**What you should do:**
Continue the "High notes" recap of the Jazz win from the point where it stops.

**Provided passage:**
------------


High notes

  • For the first time in a while, with a mostly intact roster, the Jazz looked like they were engaged on the defensive end and that they weren’t willing to let up at any point in the game. I think that the most encouraging part of this win for the Jazz was the fact that they improved and found areas to exploit as the game went on and then late in the third and into the fourth quarter they kind of tightened the vice and really took control. That kind of progression and upward trajectory through the course of a game is a really nice sign for a team that can sometimes be so up-and-down over the 48-minute stretch.

------------

**Structured page-parsing data:**
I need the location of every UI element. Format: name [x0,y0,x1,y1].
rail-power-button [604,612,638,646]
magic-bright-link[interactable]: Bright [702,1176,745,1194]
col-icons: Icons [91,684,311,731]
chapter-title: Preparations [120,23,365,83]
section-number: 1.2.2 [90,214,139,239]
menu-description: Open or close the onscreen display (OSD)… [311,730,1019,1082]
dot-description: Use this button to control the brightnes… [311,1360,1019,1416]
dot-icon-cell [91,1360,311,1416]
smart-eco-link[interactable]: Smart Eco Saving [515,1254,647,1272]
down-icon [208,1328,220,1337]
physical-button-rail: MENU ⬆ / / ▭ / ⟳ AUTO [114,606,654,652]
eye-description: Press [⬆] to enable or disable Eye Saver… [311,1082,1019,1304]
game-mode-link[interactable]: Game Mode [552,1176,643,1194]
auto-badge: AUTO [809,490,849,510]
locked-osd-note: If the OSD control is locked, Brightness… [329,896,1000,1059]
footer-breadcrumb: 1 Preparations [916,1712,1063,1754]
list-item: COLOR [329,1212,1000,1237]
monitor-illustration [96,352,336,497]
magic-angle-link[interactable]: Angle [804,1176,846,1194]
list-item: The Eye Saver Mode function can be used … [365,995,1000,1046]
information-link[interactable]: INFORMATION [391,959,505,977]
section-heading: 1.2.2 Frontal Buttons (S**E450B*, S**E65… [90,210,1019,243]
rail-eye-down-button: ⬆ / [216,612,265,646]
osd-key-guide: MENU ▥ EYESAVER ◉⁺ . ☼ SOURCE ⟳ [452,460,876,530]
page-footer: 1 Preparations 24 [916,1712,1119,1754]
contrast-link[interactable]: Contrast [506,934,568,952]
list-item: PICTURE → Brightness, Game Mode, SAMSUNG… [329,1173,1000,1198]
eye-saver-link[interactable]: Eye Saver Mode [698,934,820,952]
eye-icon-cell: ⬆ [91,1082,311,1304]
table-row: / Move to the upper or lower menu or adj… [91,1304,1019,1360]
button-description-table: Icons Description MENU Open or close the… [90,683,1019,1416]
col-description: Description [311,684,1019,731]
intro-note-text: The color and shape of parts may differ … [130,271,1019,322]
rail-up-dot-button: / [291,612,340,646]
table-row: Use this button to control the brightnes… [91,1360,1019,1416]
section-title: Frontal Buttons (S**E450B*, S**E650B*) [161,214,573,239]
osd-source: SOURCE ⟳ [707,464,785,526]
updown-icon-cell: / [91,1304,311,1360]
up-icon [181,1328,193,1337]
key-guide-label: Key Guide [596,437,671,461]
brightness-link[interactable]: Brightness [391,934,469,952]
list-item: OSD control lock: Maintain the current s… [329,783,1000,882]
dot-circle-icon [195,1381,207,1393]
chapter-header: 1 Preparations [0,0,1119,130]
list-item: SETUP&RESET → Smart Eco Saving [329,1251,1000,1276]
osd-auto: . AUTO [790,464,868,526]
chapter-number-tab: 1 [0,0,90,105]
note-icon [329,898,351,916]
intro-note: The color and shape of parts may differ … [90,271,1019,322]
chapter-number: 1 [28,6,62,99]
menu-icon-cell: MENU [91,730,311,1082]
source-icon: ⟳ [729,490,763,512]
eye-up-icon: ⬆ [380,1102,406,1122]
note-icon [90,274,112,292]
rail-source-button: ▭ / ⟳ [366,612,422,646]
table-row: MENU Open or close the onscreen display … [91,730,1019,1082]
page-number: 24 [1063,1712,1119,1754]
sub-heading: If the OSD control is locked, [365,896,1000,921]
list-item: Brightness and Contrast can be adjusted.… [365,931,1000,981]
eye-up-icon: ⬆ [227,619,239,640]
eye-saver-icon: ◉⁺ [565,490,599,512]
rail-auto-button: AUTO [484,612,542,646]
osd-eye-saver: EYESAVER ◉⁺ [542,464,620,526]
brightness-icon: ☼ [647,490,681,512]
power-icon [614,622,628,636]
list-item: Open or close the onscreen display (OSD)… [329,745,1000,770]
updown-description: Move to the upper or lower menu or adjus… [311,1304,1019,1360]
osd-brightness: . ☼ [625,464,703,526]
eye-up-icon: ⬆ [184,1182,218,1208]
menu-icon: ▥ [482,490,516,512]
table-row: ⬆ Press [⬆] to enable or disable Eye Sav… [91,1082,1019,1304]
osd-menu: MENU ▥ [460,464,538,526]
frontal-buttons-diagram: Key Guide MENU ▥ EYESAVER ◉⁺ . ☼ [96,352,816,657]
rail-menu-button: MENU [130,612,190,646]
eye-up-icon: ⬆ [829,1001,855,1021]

------------

**Output:**
  • Jokic is a really smart player in a lot of ways. He is one of the best passers in the game (not just one of the best passing bigs) and there are a million reasons why he is the reigning NBA MVP. But, one of the really small things that Jokic does well is something that is so fundamental in basketball that it’s drilled into young players as they are learning the game. If you catch the ball high in the paint, don’t come down with it. Anyone who has played organized basketball surely has heard coaches yell this time and time again. It’s no different in the NBA and yet some players just let go of some of those elementary lessons. Jokic is a master at catching the ball high in a deep post position and turning to immediately release for a shot. It gives him a great chance at a finish and also is a good way to draw a foul. I just appreciate basketball fundamentals.

  • Because Hassan Whiteside remains in the league’s health and safety protocol, the Jazz had to replace his minutes somehow. That meant playing Gay at the five in some stints and replacing Gay’s non-five minutes with Eric Paschall. Though he only played about nine minutes, he was really good in those minutes and really important. I’ve said it before and I’ll say it again, the Jazz may not use Paschall as much when they are all full strength and there are certainly arguments to be made about that decision, but the fact that they have someone who is that capable and that reliable who can come in at any time and provide valuable minutes, especially defensively, is a great thing for a team looking to make a deep playoff run.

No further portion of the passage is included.